■ **The task**
All of the data should be repeated exactly; pictures are not part of the copy.

§ §

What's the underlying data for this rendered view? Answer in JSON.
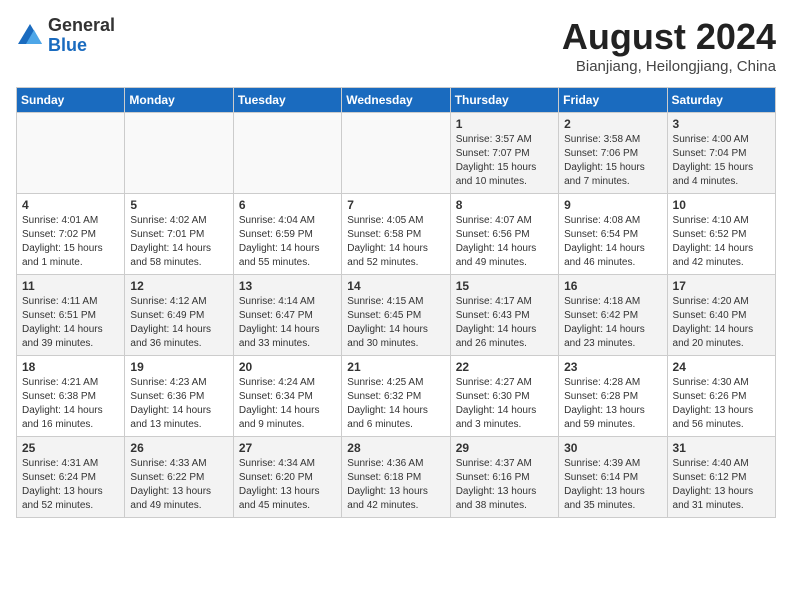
{
  "header": {
    "logo_general": "General",
    "logo_blue": "Blue",
    "title": "August 2024",
    "subtitle": "Bianjiang, Heilongjiang, China"
  },
  "weekdays": [
    "Sunday",
    "Monday",
    "Tuesday",
    "Wednesday",
    "Thursday",
    "Friday",
    "Saturday"
  ],
  "weeks": [
    [
      {
        "day": "",
        "empty": true
      },
      {
        "day": "",
        "empty": true
      },
      {
        "day": "",
        "empty": true
      },
      {
        "day": "",
        "empty": true
      },
      {
        "day": "1",
        "info": "Sunrise: 3:57 AM\nSunset: 7:07 PM\nDaylight: 15 hours\nand 10 minutes."
      },
      {
        "day": "2",
        "info": "Sunrise: 3:58 AM\nSunset: 7:06 PM\nDaylight: 15 hours\nand 7 minutes."
      },
      {
        "day": "3",
        "info": "Sunrise: 4:00 AM\nSunset: 7:04 PM\nDaylight: 15 hours\nand 4 minutes."
      }
    ],
    [
      {
        "day": "4",
        "info": "Sunrise: 4:01 AM\nSunset: 7:02 PM\nDaylight: 15 hours\nand 1 minute."
      },
      {
        "day": "5",
        "info": "Sunrise: 4:02 AM\nSunset: 7:01 PM\nDaylight: 14 hours\nand 58 minutes."
      },
      {
        "day": "6",
        "info": "Sunrise: 4:04 AM\nSunset: 6:59 PM\nDaylight: 14 hours\nand 55 minutes."
      },
      {
        "day": "7",
        "info": "Sunrise: 4:05 AM\nSunset: 6:58 PM\nDaylight: 14 hours\nand 52 minutes."
      },
      {
        "day": "8",
        "info": "Sunrise: 4:07 AM\nSunset: 6:56 PM\nDaylight: 14 hours\nand 49 minutes."
      },
      {
        "day": "9",
        "info": "Sunrise: 4:08 AM\nSunset: 6:54 PM\nDaylight: 14 hours\nand 46 minutes."
      },
      {
        "day": "10",
        "info": "Sunrise: 4:10 AM\nSunset: 6:52 PM\nDaylight: 14 hours\nand 42 minutes."
      }
    ],
    [
      {
        "day": "11",
        "info": "Sunrise: 4:11 AM\nSunset: 6:51 PM\nDaylight: 14 hours\nand 39 minutes."
      },
      {
        "day": "12",
        "info": "Sunrise: 4:12 AM\nSunset: 6:49 PM\nDaylight: 14 hours\nand 36 minutes."
      },
      {
        "day": "13",
        "info": "Sunrise: 4:14 AM\nSunset: 6:47 PM\nDaylight: 14 hours\nand 33 minutes."
      },
      {
        "day": "14",
        "info": "Sunrise: 4:15 AM\nSunset: 6:45 PM\nDaylight: 14 hours\nand 30 minutes."
      },
      {
        "day": "15",
        "info": "Sunrise: 4:17 AM\nSunset: 6:43 PM\nDaylight: 14 hours\nand 26 minutes."
      },
      {
        "day": "16",
        "info": "Sunrise: 4:18 AM\nSunset: 6:42 PM\nDaylight: 14 hours\nand 23 minutes."
      },
      {
        "day": "17",
        "info": "Sunrise: 4:20 AM\nSunset: 6:40 PM\nDaylight: 14 hours\nand 20 minutes."
      }
    ],
    [
      {
        "day": "18",
        "info": "Sunrise: 4:21 AM\nSunset: 6:38 PM\nDaylight: 14 hours\nand 16 minutes."
      },
      {
        "day": "19",
        "info": "Sunrise: 4:23 AM\nSunset: 6:36 PM\nDaylight: 14 hours\nand 13 minutes."
      },
      {
        "day": "20",
        "info": "Sunrise: 4:24 AM\nSunset: 6:34 PM\nDaylight: 14 hours\nand 9 minutes."
      },
      {
        "day": "21",
        "info": "Sunrise: 4:25 AM\nSunset: 6:32 PM\nDaylight: 14 hours\nand 6 minutes."
      },
      {
        "day": "22",
        "info": "Sunrise: 4:27 AM\nSunset: 6:30 PM\nDaylight: 14 hours\nand 3 minutes."
      },
      {
        "day": "23",
        "info": "Sunrise: 4:28 AM\nSunset: 6:28 PM\nDaylight: 13 hours\nand 59 minutes."
      },
      {
        "day": "24",
        "info": "Sunrise: 4:30 AM\nSunset: 6:26 PM\nDaylight: 13 hours\nand 56 minutes."
      }
    ],
    [
      {
        "day": "25",
        "info": "Sunrise: 4:31 AM\nSunset: 6:24 PM\nDaylight: 13 hours\nand 52 minutes."
      },
      {
        "day": "26",
        "info": "Sunrise: 4:33 AM\nSunset: 6:22 PM\nDaylight: 13 hours\nand 49 minutes."
      },
      {
        "day": "27",
        "info": "Sunrise: 4:34 AM\nSunset: 6:20 PM\nDaylight: 13 hours\nand 45 minutes."
      },
      {
        "day": "28",
        "info": "Sunrise: 4:36 AM\nSunset: 6:18 PM\nDaylight: 13 hours\nand 42 minutes."
      },
      {
        "day": "29",
        "info": "Sunrise: 4:37 AM\nSunset: 6:16 PM\nDaylight: 13 hours\nand 38 minutes."
      },
      {
        "day": "30",
        "info": "Sunrise: 4:39 AM\nSunset: 6:14 PM\nDaylight: 13 hours\nand 35 minutes."
      },
      {
        "day": "31",
        "info": "Sunrise: 4:40 AM\nSunset: 6:12 PM\nDaylight: 13 hours\nand 31 minutes."
      }
    ]
  ]
}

§ §

■ **Completed exercise**
What's the underlying data for this rendered view? Answer in JSON.
{
  "header": {
    "logo_general": "General",
    "logo_blue": "Blue",
    "title": "August 2024",
    "subtitle": "Bianjiang, Heilongjiang, China"
  },
  "weekdays": [
    "Sunday",
    "Monday",
    "Tuesday",
    "Wednesday",
    "Thursday",
    "Friday",
    "Saturday"
  ],
  "weeks": [
    [
      {
        "day": "",
        "empty": true
      },
      {
        "day": "",
        "empty": true
      },
      {
        "day": "",
        "empty": true
      },
      {
        "day": "",
        "empty": true
      },
      {
        "day": "1",
        "info": "Sunrise: 3:57 AM\nSunset: 7:07 PM\nDaylight: 15 hours\nand 10 minutes."
      },
      {
        "day": "2",
        "info": "Sunrise: 3:58 AM\nSunset: 7:06 PM\nDaylight: 15 hours\nand 7 minutes."
      },
      {
        "day": "3",
        "info": "Sunrise: 4:00 AM\nSunset: 7:04 PM\nDaylight: 15 hours\nand 4 minutes."
      }
    ],
    [
      {
        "day": "4",
        "info": "Sunrise: 4:01 AM\nSunset: 7:02 PM\nDaylight: 15 hours\nand 1 minute."
      },
      {
        "day": "5",
        "info": "Sunrise: 4:02 AM\nSunset: 7:01 PM\nDaylight: 14 hours\nand 58 minutes."
      },
      {
        "day": "6",
        "info": "Sunrise: 4:04 AM\nSunset: 6:59 PM\nDaylight: 14 hours\nand 55 minutes."
      },
      {
        "day": "7",
        "info": "Sunrise: 4:05 AM\nSunset: 6:58 PM\nDaylight: 14 hours\nand 52 minutes."
      },
      {
        "day": "8",
        "info": "Sunrise: 4:07 AM\nSunset: 6:56 PM\nDaylight: 14 hours\nand 49 minutes."
      },
      {
        "day": "9",
        "info": "Sunrise: 4:08 AM\nSunset: 6:54 PM\nDaylight: 14 hours\nand 46 minutes."
      },
      {
        "day": "10",
        "info": "Sunrise: 4:10 AM\nSunset: 6:52 PM\nDaylight: 14 hours\nand 42 minutes."
      }
    ],
    [
      {
        "day": "11",
        "info": "Sunrise: 4:11 AM\nSunset: 6:51 PM\nDaylight: 14 hours\nand 39 minutes."
      },
      {
        "day": "12",
        "info": "Sunrise: 4:12 AM\nSunset: 6:49 PM\nDaylight: 14 hours\nand 36 minutes."
      },
      {
        "day": "13",
        "info": "Sunrise: 4:14 AM\nSunset: 6:47 PM\nDaylight: 14 hours\nand 33 minutes."
      },
      {
        "day": "14",
        "info": "Sunrise: 4:15 AM\nSunset: 6:45 PM\nDaylight: 14 hours\nand 30 minutes."
      },
      {
        "day": "15",
        "info": "Sunrise: 4:17 AM\nSunset: 6:43 PM\nDaylight: 14 hours\nand 26 minutes."
      },
      {
        "day": "16",
        "info": "Sunrise: 4:18 AM\nSunset: 6:42 PM\nDaylight: 14 hours\nand 23 minutes."
      },
      {
        "day": "17",
        "info": "Sunrise: 4:20 AM\nSunset: 6:40 PM\nDaylight: 14 hours\nand 20 minutes."
      }
    ],
    [
      {
        "day": "18",
        "info": "Sunrise: 4:21 AM\nSunset: 6:38 PM\nDaylight: 14 hours\nand 16 minutes."
      },
      {
        "day": "19",
        "info": "Sunrise: 4:23 AM\nSunset: 6:36 PM\nDaylight: 14 hours\nand 13 minutes."
      },
      {
        "day": "20",
        "info": "Sunrise: 4:24 AM\nSunset: 6:34 PM\nDaylight: 14 hours\nand 9 minutes."
      },
      {
        "day": "21",
        "info": "Sunrise: 4:25 AM\nSunset: 6:32 PM\nDaylight: 14 hours\nand 6 minutes."
      },
      {
        "day": "22",
        "info": "Sunrise: 4:27 AM\nSunset: 6:30 PM\nDaylight: 14 hours\nand 3 minutes."
      },
      {
        "day": "23",
        "info": "Sunrise: 4:28 AM\nSunset: 6:28 PM\nDaylight: 13 hours\nand 59 minutes."
      },
      {
        "day": "24",
        "info": "Sunrise: 4:30 AM\nSunset: 6:26 PM\nDaylight: 13 hours\nand 56 minutes."
      }
    ],
    [
      {
        "day": "25",
        "info": "Sunrise: 4:31 AM\nSunset: 6:24 PM\nDaylight: 13 hours\nand 52 minutes."
      },
      {
        "day": "26",
        "info": "Sunrise: 4:33 AM\nSunset: 6:22 PM\nDaylight: 13 hours\nand 49 minutes."
      },
      {
        "day": "27",
        "info": "Sunrise: 4:34 AM\nSunset: 6:20 PM\nDaylight: 13 hours\nand 45 minutes."
      },
      {
        "day": "28",
        "info": "Sunrise: 4:36 AM\nSunset: 6:18 PM\nDaylight: 13 hours\nand 42 minutes."
      },
      {
        "day": "29",
        "info": "Sunrise: 4:37 AM\nSunset: 6:16 PM\nDaylight: 13 hours\nand 38 minutes."
      },
      {
        "day": "30",
        "info": "Sunrise: 4:39 AM\nSunset: 6:14 PM\nDaylight: 13 hours\nand 35 minutes."
      },
      {
        "day": "31",
        "info": "Sunrise: 4:40 AM\nSunset: 6:12 PM\nDaylight: 13 hours\nand 31 minutes."
      }
    ]
  ]
}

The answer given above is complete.